#### Challenge:
Take each line containing the word "Edward" and copy it.

Items from a dataset

※

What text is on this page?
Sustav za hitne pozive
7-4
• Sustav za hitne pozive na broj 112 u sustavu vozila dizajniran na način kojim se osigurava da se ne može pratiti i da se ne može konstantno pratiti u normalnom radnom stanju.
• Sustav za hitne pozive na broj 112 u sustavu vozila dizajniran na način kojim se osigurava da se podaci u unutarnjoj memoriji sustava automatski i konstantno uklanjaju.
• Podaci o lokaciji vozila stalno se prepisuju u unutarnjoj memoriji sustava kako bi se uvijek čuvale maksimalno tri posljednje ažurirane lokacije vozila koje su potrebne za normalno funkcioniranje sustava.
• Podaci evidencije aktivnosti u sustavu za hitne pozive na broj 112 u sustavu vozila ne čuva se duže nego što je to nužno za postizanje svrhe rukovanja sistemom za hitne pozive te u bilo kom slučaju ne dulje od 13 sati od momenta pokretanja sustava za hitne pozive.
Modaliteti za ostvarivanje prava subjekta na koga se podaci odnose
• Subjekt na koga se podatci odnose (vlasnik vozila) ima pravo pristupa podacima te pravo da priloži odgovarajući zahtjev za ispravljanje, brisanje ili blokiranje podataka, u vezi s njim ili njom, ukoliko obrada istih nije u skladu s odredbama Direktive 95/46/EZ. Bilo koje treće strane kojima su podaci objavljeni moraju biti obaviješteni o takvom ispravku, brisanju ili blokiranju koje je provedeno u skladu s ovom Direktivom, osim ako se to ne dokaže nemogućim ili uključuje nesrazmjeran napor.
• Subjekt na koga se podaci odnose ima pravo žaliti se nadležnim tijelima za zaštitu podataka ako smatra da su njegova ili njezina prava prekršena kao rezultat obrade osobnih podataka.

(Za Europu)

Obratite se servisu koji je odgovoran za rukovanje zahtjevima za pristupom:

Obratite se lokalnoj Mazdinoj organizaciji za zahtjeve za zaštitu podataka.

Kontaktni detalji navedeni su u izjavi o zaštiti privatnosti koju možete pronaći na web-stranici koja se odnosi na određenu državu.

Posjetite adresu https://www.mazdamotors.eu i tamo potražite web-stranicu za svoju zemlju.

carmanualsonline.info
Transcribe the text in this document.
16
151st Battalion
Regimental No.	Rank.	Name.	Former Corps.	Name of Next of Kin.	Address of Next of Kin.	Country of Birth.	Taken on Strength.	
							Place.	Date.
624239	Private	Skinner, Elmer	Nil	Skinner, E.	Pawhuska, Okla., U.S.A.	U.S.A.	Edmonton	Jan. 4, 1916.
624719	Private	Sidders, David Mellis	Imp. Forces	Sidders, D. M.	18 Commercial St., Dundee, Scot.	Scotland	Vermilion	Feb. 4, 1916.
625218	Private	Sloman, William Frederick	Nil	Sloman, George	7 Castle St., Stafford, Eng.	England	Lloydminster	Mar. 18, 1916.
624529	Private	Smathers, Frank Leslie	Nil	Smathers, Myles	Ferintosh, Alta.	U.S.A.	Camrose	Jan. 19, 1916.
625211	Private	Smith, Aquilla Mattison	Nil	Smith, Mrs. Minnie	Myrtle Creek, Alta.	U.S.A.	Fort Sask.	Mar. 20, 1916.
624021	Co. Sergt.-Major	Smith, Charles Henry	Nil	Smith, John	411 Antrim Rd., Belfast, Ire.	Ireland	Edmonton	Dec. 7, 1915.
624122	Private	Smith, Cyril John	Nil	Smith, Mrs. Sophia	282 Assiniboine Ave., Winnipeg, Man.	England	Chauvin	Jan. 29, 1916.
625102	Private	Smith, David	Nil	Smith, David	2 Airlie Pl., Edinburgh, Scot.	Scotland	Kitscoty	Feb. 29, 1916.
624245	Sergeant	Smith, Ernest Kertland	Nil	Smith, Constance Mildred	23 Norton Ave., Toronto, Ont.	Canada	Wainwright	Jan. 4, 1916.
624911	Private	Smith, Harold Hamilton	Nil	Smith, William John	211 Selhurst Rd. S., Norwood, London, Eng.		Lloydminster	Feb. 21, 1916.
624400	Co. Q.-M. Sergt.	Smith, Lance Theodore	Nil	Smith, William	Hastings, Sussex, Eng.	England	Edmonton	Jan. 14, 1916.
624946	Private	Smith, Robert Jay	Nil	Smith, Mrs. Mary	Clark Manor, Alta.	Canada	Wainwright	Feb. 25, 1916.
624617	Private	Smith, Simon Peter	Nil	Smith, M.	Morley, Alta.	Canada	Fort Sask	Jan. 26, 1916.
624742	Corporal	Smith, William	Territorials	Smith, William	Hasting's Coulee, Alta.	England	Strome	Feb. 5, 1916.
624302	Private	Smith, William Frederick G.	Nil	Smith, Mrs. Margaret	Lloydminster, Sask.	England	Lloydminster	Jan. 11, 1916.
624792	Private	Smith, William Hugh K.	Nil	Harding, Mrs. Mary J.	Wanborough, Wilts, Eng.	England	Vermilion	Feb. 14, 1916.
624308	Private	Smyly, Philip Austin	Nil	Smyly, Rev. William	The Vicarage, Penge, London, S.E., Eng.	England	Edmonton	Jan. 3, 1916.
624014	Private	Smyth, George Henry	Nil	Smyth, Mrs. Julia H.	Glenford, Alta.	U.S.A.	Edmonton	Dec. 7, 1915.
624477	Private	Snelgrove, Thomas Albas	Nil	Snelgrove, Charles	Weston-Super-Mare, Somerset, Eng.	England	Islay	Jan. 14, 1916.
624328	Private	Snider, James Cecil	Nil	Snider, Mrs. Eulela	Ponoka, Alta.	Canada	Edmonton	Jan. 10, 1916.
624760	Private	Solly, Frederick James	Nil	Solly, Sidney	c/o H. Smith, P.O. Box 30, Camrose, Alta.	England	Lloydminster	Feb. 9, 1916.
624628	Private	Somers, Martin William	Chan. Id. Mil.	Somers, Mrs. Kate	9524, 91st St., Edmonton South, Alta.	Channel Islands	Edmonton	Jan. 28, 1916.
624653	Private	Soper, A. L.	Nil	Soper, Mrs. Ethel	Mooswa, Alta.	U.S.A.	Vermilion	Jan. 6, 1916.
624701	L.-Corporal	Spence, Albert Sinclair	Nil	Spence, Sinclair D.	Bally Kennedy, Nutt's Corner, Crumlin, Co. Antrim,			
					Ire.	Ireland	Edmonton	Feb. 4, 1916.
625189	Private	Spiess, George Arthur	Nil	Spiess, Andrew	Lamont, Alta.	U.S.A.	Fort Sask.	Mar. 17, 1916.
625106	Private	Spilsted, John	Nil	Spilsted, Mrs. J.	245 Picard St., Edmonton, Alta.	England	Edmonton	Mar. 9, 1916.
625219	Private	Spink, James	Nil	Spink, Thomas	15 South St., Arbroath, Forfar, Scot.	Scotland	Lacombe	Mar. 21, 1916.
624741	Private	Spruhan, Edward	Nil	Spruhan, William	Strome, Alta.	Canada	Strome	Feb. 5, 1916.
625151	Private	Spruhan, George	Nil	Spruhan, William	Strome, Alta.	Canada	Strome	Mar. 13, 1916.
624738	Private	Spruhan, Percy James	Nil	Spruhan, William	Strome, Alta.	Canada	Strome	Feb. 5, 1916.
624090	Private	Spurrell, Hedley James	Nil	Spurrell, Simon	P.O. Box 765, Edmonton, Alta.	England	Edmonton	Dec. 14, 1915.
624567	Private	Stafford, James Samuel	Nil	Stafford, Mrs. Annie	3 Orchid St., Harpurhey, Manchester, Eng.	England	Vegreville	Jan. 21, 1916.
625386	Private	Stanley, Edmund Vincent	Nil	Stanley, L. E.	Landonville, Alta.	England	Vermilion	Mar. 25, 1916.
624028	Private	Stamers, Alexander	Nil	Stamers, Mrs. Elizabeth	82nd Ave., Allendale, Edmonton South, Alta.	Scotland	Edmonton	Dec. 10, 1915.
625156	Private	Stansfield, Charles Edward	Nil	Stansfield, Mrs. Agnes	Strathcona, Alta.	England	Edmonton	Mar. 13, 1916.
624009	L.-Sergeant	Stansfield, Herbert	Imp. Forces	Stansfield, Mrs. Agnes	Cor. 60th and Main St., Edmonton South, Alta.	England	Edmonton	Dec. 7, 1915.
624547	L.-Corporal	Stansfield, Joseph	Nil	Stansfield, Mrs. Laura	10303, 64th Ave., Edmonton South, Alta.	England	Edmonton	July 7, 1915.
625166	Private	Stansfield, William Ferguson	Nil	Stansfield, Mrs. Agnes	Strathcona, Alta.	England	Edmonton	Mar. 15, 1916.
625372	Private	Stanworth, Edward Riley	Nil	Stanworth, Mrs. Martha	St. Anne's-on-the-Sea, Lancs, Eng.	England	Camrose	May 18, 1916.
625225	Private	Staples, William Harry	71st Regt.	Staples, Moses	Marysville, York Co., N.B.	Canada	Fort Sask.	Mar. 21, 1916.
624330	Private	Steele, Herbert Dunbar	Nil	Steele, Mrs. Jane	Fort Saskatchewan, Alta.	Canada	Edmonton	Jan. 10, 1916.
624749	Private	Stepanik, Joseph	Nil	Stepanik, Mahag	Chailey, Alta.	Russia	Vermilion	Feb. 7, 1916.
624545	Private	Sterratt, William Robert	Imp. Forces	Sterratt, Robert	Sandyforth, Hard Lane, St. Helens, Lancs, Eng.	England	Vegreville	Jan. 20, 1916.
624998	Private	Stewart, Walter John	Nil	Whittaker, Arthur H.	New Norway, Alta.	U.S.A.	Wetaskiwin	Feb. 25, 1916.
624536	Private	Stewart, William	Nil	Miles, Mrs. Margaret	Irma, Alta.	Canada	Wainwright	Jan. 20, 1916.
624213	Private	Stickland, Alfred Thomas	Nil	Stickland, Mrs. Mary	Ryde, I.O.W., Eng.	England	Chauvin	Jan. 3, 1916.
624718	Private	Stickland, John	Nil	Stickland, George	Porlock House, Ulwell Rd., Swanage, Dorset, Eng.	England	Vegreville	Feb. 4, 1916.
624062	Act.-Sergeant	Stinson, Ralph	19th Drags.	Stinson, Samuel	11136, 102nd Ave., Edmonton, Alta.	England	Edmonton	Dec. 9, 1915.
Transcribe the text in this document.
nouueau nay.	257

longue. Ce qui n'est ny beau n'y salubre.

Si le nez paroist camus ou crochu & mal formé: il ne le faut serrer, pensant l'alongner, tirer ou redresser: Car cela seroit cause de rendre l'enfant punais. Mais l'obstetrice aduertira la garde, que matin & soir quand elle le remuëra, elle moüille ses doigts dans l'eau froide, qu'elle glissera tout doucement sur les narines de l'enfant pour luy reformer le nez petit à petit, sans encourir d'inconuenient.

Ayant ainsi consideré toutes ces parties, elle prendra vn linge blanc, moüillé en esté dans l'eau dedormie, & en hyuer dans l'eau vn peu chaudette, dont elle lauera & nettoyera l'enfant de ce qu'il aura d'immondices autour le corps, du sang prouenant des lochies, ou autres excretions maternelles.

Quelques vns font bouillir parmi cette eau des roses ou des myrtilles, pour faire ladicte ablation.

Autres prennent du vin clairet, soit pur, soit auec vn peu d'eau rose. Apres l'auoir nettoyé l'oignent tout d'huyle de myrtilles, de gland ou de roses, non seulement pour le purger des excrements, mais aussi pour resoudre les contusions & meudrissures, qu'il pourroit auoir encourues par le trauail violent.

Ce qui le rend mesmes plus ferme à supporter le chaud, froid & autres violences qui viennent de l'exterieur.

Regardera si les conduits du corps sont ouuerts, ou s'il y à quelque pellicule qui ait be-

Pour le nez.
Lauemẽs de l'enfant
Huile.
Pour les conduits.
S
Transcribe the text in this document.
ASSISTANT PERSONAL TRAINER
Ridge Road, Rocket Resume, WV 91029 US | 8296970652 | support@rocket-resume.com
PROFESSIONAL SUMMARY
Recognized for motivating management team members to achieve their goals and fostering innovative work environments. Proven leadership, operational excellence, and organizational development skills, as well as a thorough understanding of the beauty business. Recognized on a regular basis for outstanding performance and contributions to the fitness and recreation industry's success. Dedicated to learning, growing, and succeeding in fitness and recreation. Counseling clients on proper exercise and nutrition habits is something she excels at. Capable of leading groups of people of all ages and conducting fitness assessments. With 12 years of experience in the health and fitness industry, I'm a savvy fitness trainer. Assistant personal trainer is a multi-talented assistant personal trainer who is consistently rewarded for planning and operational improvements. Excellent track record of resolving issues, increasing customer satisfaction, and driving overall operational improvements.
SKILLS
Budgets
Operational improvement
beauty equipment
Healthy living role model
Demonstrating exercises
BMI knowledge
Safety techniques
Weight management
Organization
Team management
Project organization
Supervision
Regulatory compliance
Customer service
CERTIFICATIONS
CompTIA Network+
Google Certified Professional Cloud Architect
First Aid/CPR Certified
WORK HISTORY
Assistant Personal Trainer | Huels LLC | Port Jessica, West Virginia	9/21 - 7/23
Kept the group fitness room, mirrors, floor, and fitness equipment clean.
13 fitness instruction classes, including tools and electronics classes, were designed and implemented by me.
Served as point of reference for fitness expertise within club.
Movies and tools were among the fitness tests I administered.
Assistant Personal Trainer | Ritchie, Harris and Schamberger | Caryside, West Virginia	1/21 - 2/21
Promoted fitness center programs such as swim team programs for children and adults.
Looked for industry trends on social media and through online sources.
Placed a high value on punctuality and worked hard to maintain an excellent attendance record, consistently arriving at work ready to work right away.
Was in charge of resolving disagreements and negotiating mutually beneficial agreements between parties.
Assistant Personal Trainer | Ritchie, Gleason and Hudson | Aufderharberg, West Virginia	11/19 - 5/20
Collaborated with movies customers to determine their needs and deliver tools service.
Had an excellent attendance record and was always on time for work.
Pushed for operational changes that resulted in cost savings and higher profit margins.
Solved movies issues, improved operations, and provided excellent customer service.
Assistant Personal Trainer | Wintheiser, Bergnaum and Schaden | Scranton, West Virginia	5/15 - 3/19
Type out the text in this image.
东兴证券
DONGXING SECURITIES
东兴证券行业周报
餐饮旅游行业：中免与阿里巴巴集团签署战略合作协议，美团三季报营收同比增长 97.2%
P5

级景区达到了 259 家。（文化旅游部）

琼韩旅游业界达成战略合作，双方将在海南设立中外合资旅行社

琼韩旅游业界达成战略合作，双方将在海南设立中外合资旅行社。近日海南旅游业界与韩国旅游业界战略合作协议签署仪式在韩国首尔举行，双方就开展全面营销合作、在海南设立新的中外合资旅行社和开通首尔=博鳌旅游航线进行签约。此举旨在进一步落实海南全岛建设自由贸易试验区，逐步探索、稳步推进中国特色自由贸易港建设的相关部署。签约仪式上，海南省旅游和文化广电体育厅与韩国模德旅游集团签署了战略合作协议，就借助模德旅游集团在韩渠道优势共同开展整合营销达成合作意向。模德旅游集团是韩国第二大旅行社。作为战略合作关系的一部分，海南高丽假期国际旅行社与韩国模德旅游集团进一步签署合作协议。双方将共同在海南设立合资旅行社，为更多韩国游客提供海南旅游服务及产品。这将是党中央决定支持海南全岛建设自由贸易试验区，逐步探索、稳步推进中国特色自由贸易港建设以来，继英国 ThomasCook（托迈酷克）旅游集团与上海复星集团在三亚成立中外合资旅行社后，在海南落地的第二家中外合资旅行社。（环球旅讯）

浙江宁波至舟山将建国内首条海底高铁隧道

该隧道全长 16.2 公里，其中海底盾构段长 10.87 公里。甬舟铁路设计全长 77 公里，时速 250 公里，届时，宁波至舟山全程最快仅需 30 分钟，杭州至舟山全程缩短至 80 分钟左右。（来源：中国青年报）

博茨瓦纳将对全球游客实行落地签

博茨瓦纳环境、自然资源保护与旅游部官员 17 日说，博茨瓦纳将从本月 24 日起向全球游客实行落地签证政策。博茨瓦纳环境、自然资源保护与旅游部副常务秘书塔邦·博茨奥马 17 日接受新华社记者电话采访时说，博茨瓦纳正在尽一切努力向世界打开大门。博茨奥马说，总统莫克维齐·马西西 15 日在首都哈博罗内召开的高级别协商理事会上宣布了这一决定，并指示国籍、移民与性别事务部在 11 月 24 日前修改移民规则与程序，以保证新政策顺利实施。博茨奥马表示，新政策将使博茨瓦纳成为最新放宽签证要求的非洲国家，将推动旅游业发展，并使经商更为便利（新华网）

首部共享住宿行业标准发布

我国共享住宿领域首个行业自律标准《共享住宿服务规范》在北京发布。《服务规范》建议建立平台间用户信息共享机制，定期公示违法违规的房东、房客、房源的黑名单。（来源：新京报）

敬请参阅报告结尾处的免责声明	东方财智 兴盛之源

※

#### Solved problem:
624741	Private	Spruhan, Edward	Nil	Spruhan, William	Strome, Alta.	Canada	Strome	Feb. 5, 1916.
625156	Private	Stansfield, Charles Edward	Nil	Stansfield, Mrs. Agnes	Strathcona, Alta.	England	Edmonton	Mar. 13, 1916.
625372	Private	Stanworth, Edward Riley	Nil	Stanworth, Mrs. Martha	St. Anne's-on-the-Sea, Lancs, Eng.	England	Camrose	May 18, 1916.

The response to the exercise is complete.